══ PROVIDED MATERIAL ══
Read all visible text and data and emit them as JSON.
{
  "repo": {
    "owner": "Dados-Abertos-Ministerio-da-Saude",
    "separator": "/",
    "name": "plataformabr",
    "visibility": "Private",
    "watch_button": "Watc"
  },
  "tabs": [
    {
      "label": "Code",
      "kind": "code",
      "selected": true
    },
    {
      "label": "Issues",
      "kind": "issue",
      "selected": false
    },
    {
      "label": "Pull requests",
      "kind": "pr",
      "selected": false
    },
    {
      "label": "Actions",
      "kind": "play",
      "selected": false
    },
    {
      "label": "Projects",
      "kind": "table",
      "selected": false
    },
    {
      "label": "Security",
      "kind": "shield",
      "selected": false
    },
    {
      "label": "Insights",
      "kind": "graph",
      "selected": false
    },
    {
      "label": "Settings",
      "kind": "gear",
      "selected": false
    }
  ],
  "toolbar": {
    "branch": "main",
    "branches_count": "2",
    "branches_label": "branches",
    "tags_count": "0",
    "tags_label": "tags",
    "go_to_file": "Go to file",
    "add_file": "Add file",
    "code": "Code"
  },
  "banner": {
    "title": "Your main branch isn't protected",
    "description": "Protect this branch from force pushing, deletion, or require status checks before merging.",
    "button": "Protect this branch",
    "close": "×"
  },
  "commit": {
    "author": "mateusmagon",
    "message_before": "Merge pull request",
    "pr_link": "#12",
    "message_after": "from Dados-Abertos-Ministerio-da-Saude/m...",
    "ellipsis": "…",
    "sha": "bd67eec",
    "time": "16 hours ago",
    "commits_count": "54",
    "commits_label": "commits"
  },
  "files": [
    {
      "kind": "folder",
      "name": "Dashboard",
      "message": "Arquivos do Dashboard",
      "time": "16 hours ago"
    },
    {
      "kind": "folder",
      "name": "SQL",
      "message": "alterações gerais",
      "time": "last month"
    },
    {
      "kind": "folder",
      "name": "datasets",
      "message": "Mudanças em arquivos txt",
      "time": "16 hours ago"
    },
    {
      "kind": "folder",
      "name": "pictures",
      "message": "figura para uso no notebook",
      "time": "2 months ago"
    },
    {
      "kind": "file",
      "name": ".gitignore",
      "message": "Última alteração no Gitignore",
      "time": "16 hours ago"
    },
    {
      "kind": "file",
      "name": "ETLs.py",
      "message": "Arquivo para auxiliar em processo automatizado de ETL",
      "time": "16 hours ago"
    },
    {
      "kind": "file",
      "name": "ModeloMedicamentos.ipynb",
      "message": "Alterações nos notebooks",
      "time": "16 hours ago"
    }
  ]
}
═══
CHALLENGE:
Copy every record exactly, with nothing added or dropped.

REPLY:
Read all visible text and data and emit them as JSON.
{
  "repo": {
    "owner": "Dados-Abertos-Ministerio-da-Saude",
    "separator": "/",
    "name": "plataformabr",
    "visibility": "Private",
    "watch_button": "Watc"
  },
  "tabs": [
    {
      "label": "Code",
      "kind": "code",
      "selected": true
    },
    {
      "label": "Issues",
      "kind": "issue",
      "selected": false
    },
    {
      "label": "Pull requests",
      "kind": "pr",
      "selected": false
    },
    {
      "label": "Actions",
      "kind": "play",
      "selected": false
    },
    {
      "label": "Projects",
      "kind": "table",
      "selected": false
    },
    {
      "label": "Security",
      "kind": "shield",
      "selected": false
    },
    {
      "label": "Insights",
      "kind": "graph",
      "selected": false
    },
    {
      "label": "Settings",
      "kind": "gear",
      "selected": false
    }
  ],
  "toolbar": {
    "branch": "main",
    "branches_count": "2",
    "branches_label": "branches",
    "tags_count": "0",
    "tags_label": "tags",
    "go_to_file": "Go to file",
    "add_file": "Add file",
    "code": "Code"
  },
  "banner": {
    "title": "Your main branch isn't protected",
    "description": "Protect this branch from force pushing, deletion, or require status checks before merging.",
    "button": "Protect this branch",
    "close": "×"
  },
  "commit": {
    "author": "mateusmagon",
    "message_before": "Merge pull request",
    "pr_link": "#12",
    "message_after": "from Dados-Abertos-Ministerio-da-Saude/m...",
    "ellipsis": "…",
    "sha": "bd67eec",
    "time": "16 hours ago",
    "commits_count": "54",
    "commits_label": "commits"
  },
  "files": [
    {
      "kind": "folder",
      "name": "Dashboard",
      "message": "Arquivos do Dashboard",
      "time": "16 hours ago"
    },
    {
      "kind": "folder",
      "name": "SQL",
      "message": "alterações gerais",
      "time": "last month"
    },
    {
      "kind": "folder",
      "name": "datasets",
      "message": "Mudanças em arquivos txt",
      "time": "16 hours ago"
    },
    {
      "kind": "folder",
      "name": "pictures",
      "message": "figura para uso no notebook",
      "time": "2 months ago"
    },
    {
      "kind": "file",
      "name": ".gitignore",
      "message": "Última alteração no Gitignore",
      "time": "16 hours ago"
    },
    {
      "kind": "file",
      "name": "ETLs.py",
      "message": "Arquivo para auxiliar em processo automatizado de ETL",
      "time": "16 hours ago"
    },
    {
      "kind": "file",
      "name": "ModeloMedicamentos.ipynb",
      "message": "Alterações nos notebooks",
      "time": "16 hours ago"
    }
  ]
}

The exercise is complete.